PROBLEM DESCRIPTION: Write out the complete material exactly as it stands.

ITEMS:
****************************************
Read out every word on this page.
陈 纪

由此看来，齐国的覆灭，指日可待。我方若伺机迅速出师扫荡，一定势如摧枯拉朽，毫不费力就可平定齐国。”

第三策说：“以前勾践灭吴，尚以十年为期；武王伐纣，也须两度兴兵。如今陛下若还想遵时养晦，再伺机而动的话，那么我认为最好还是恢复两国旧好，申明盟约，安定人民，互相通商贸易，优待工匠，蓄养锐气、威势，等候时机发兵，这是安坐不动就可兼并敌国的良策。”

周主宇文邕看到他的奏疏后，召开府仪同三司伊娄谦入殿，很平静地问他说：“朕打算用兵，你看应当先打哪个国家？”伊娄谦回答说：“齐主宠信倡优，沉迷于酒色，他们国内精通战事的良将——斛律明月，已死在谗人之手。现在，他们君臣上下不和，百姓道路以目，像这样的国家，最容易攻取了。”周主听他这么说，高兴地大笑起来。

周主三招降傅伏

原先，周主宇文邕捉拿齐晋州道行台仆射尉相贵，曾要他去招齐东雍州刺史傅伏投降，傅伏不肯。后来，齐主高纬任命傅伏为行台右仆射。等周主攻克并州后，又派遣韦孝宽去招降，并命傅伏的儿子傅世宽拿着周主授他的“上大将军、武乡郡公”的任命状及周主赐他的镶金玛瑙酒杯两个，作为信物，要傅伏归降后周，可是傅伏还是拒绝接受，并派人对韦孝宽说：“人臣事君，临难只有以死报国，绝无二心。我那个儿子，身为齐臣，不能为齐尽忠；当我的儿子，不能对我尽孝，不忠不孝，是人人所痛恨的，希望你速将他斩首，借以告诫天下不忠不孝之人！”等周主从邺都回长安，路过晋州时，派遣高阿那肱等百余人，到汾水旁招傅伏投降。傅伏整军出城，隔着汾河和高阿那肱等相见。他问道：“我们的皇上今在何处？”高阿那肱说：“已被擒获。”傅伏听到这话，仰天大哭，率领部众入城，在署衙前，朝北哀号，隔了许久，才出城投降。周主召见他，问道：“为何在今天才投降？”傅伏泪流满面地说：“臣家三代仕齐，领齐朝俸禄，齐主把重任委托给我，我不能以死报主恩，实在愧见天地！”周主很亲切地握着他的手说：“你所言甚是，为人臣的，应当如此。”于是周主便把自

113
****************************************
WORKED SOLUTION:
Read out every word on this page.
陈 纪

由此看来，齐国的覆灭，指日可待。我方若伺机迅速出师扫荡，一定势如摧枯拉朽，毫不费力就可平定齐国。”

第三策说：“以前勾践灭吴，尚以十年为期；武王伐纣，也须两度兴兵。如今陛下若还想遵时养晦，再伺机而动的话，那么我认为最好还是恢复两国旧好，申明盟约，安定人民，互相通商贸易，优待工匠，蓄养锐气、威势，等候时机发兵，这是安坐不动就可兼并敌国的良策。”

周主宇文邕看到他的奏疏后，召开府仪同三司伊娄谦入殿，很平静地问他说：“朕打算用兵，你看应当先打哪个国家？”伊娄谦回答说：“齐主宠信倡优，沉迷于酒色，他们国内精通战事的良将——斛律明月，已死在谗人之手。现在，他们君臣上下不和，百姓道路以目，像这样的国家，最容易攻取了。”周主听他这么说，高兴地大笑起来。

周主三招降傅伏

原先，周主宇文邕捉拿齐晋州道行台仆射尉相贵，曾要他去招齐东雍州刺史傅伏投降，傅伏不肯。后来，齐主高纬任命傅伏为行台右仆射。等周主攻克并州后，又派遣韦孝宽去招降，并命傅伏的儿子傅世宽拿着周主授他的“上大将军、武乡郡公”的任命状及周主赐他的镶金玛瑙酒杯两个，作为信物，要傅伏归降后周，可是傅伏还是拒绝接受，并派人对韦孝宽说：“人臣事君，临难只有以死报国，绝无二心。我那个儿子，身为齐臣，不能为齐尽忠；当我的儿子，不能对我尽孝，不忠不孝，是人人所痛恨的，希望你速将他斩首，借以告诫天下不忠不孝之人！”等周主从邺都回长安，路过晋州时，派遣高阿那肱等百余人，到汾水旁招傅伏投降。傅伏整军出城，隔着汾河和高阿那肱等相见。他问道：“我们的皇上今在何处？”高阿那肱说：“已被擒获。”傅伏听到这话，仰天大哭，率领部众入城，在署衙前，朝北哀号，隔了许久，才出城投降。周主召见他，问道：“为何在今天才投降？”傅伏泪流满面地说：“臣家三代仕齐，领齐朝俸禄，齐主把重任委托给我，我不能以死报主恩，实在愧见天地！”周主很亲切地握着他的手说：“你所言甚是，为人臣的，应当如此。”于是周主便把自

113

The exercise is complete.